● **Exercise task**: Type out the material below exactly.

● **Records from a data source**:

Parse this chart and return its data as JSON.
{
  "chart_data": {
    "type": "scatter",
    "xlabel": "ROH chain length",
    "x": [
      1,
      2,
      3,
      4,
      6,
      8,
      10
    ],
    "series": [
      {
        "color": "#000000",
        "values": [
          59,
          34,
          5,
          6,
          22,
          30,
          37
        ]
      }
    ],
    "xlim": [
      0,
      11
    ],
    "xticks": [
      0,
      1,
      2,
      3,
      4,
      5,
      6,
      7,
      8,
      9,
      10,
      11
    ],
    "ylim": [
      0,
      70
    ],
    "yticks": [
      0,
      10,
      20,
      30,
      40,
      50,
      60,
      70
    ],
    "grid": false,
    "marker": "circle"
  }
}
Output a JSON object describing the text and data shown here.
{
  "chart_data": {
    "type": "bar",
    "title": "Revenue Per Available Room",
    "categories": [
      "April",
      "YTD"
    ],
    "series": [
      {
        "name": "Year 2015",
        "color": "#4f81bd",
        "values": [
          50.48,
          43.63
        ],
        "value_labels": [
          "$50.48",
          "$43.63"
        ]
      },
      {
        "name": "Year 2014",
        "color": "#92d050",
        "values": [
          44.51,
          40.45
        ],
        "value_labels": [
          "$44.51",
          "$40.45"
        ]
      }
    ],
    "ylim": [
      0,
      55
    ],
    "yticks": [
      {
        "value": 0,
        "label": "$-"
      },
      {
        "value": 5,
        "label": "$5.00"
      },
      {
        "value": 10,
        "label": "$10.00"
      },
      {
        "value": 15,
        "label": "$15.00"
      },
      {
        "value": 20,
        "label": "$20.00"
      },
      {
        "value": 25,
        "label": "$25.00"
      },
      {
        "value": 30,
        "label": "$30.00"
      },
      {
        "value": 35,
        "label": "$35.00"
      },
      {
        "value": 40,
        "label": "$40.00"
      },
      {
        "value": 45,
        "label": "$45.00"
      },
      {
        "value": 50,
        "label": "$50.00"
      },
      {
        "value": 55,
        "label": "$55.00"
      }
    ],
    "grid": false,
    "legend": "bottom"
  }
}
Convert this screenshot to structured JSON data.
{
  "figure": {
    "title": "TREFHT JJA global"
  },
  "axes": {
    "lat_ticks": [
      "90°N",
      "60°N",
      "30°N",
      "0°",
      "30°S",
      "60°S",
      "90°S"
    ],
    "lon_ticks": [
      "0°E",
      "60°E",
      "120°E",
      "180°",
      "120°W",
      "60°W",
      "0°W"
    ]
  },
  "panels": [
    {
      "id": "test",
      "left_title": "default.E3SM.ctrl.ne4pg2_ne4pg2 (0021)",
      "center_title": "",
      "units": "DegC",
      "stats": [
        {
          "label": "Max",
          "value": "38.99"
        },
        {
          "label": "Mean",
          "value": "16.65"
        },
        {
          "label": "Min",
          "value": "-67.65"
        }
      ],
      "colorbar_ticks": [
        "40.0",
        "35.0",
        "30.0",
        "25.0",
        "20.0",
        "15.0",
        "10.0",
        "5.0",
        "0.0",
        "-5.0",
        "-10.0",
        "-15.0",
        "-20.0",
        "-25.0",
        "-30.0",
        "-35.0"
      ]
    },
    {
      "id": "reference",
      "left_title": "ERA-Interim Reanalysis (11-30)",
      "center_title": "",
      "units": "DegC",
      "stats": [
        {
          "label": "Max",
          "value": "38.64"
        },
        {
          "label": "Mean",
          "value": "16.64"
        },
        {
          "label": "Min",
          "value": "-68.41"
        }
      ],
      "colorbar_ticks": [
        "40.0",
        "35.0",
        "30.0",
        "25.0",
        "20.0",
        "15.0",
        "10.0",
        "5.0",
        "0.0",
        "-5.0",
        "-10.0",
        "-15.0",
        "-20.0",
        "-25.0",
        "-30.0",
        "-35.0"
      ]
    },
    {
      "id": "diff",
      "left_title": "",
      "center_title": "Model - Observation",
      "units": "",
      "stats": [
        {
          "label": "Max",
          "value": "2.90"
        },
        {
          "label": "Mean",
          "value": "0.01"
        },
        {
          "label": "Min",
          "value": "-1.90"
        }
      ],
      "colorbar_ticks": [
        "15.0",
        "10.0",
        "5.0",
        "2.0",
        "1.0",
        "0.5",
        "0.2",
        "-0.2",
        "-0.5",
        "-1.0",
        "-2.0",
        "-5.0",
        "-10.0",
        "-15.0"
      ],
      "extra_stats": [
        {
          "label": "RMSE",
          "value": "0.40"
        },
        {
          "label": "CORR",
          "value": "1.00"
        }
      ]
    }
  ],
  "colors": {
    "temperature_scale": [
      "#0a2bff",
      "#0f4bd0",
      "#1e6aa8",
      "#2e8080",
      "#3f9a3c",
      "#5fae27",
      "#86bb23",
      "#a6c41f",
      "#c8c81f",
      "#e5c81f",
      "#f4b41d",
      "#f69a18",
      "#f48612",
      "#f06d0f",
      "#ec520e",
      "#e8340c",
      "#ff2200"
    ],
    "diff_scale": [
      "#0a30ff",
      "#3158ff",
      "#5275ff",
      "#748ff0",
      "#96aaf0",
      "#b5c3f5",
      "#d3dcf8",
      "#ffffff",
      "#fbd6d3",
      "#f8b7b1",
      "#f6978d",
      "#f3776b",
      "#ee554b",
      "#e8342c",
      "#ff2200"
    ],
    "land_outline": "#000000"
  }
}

● **Written response**:
Parse this chart and return its data as JSON.
{
  "chart_data": {
    "type": "scatter",
    "xlabel": "ROH chain length",
    "x": [
      1,
      2,
      3,
      4,
      6,
      8,
      10
    ],
    "series": [
      {
        "color": "#000000",
        "values": [
          59,
          34,
          5,
          6,
          22,
          30,
          37
        ]
      }
    ],
    "xlim": [
      0,
      11
    ],
    "xticks": [
      0,
      1,
      2,
      3,
      4,
      5,
      6,
      7,
      8,
      9,
      10,
      11
    ],
    "ylim": [
      0,
      70
    ],
    "yticks": [
      0,
      10,
      20,
      30,
      40,
      50,
      60,
      70
    ],
    "grid": false,
    "marker": "circle"
  }
}
Output a JSON object describing the text and data shown here.
{
  "chart_data": {
    "type": "bar",
    "title": "Revenue Per Available Room",
    "categories": [
      "April",
      "YTD"
    ],
    "series": [
      {
        "name": "Year 2015",
        "color": "#4f81bd",
        "values": [
          50.48,
          43.63
        ],
        "value_labels": [
          "$50.48",
          "$43.63"
        ]
      },
      {
        "name": "Year 2014",
        "color": "#92d050",
        "values": [
          44.51,
          40.45
        ],
        "value_labels": [
          "$44.51",
          "$40.45"
        ]
      }
    ],
    "ylim": [
      0,
      55
    ],
    "yticks": [
      {
        "value": 0,
        "label": "$-"
      },
      {
        "value": 5,
        "label": "$5.00"
      },
      {
        "value": 10,
        "label": "$10.00"
      },
      {
        "value": 15,
        "label": "$15.00"
      },
      {
        "value": 20,
        "label": "$20.00"
      },
      {
        "value": 25,
        "label": "$25.00"
      },
      {
        "value": 30,
        "label": "$30.00"
      },
      {
        "value": 35,
        "label": "$35.00"
      },
      {
        "value": 40,
        "label": "$40.00"
      },
      {
        "value": 45,
        "label": "$45.00"
      },
      {
        "value": 50,
        "label": "$50.00"
      },
      {
        "value": 55,
        "label": "$55.00"
      }
    ],
    "grid": false,
    "legend": "bottom"
  }
}
Convert this screenshot to structured JSON data.
{
  "figure": {
    "title": "TREFHT JJA global"
  },
  "axes": {
    "lat_ticks": [
      "90°N",
      "60°N",
      "30°N",
      "0°",
      "30°S",
      "60°S",
      "90°S"
    ],
    "lon_ticks": [
      "0°E",
      "60°E",
      "120°E",
      "180°",
      "120°W",
      "60°W",
      "0°W"
    ]
  },
  "panels": [
    {
      "id": "test",
      "left_title": "default.E3SM.ctrl.ne4pg2_ne4pg2 (0021)",
      "center_title": "",
      "units": "DegC",
      "stats": [
        {
          "label": "Max",
          "value": "38.99"
        },
        {
          "label": "Mean",
          "value": "16.65"
        },
        {
          "label": "Min",
          "value": "-67.65"
        }
      ],
      "colorbar_ticks": [
        "40.0",
        "35.0",
        "30.0",
        "25.0",
        "20.0",
        "15.0",
        "10.0",
        "5.0",
        "0.0",
        "-5.0",
        "-10.0",
        "-15.0",
        "-20.0",
        "-25.0",
        "-30.0",
        "-35.0"
      ]
    },
    {
      "id": "reference",
      "left_title": "ERA-Interim Reanalysis (11-30)",
      "center_title": "",
      "units": "DegC",
      "stats": [
        {
          "label": "Max",
          "value": "38.64"
        },
        {
          "label": "Mean",
          "value": "16.64"
        },
        {
          "label": "Min",
          "value": "-68.41"
        }
      ],
      "colorbar_ticks": [
        "40.0",
        "35.0",
        "30.0",
        "25.0",
        "20.0",
        "15.0",
        "10.0",
        "5.0",
        "0.0",
        "-5.0",
        "-10.0",
        "-15.0",
        "-20.0",
        "-25.0",
        "-30.0",
        "-35.0"
      ]
    },
    {
      "id": "diff",
      "left_title": "",
      "center_title": "Model - Observation",
      "units": "",
      "stats": [
        {
          "label": "Max",
          "value": "2.90"
        },
        {
          "label": "Mean",
          "value": "0.01"
        },
        {
          "label": "Min",
          "value": "-1.90"
        }
      ],
      "colorbar_ticks": [
        "15.0",
        "10.0",
        "5.0",
        "2.0",
        "1.0",
        "0.5",
        "0.2",
        "-0.2",
        "-0.5",
        "-1.0",
        "-2.0",
        "-5.0",
        "-10.0",
        "-15.0"
      ],
      "extra_stats": [
        {
          "label": "RMSE",
          "value": "0.40"
        },
        {
          "label": "CORR",
          "value": "1.00"
        }
      ]
    }
  ],
  "colors": {
    "temperature_scale": [
      "#0a2bff",
      "#0f4bd0",
      "#1e6aa8",
      "#2e8080",
      "#3f9a3c",
      "#5fae27",
      "#86bb23",
      "#a6c41f",
      "#c8c81f",
      "#e5c81f",
      "#f4b41d",
      "#f69a18",
      "#f48612",
      "#f06d0f",
      "#ec520e",
      "#e8340c",
      "#ff2200"
    ],
    "diff_scale": [
      "#0a30ff",
      "#3158ff",
      "#5275ff",
      "#748ff0",
      "#96aaf0",
      "#b5c3f5",
      "#d3dcf8",
      "#ffffff",
      "#fbd6d3",
      "#f8b7b1",
      "#f6978d",
      "#f3776b",
      "#ee554b",
      "#e8342c",
      "#ff2200"
    ],
    "land_outline": "#000000"
  }
}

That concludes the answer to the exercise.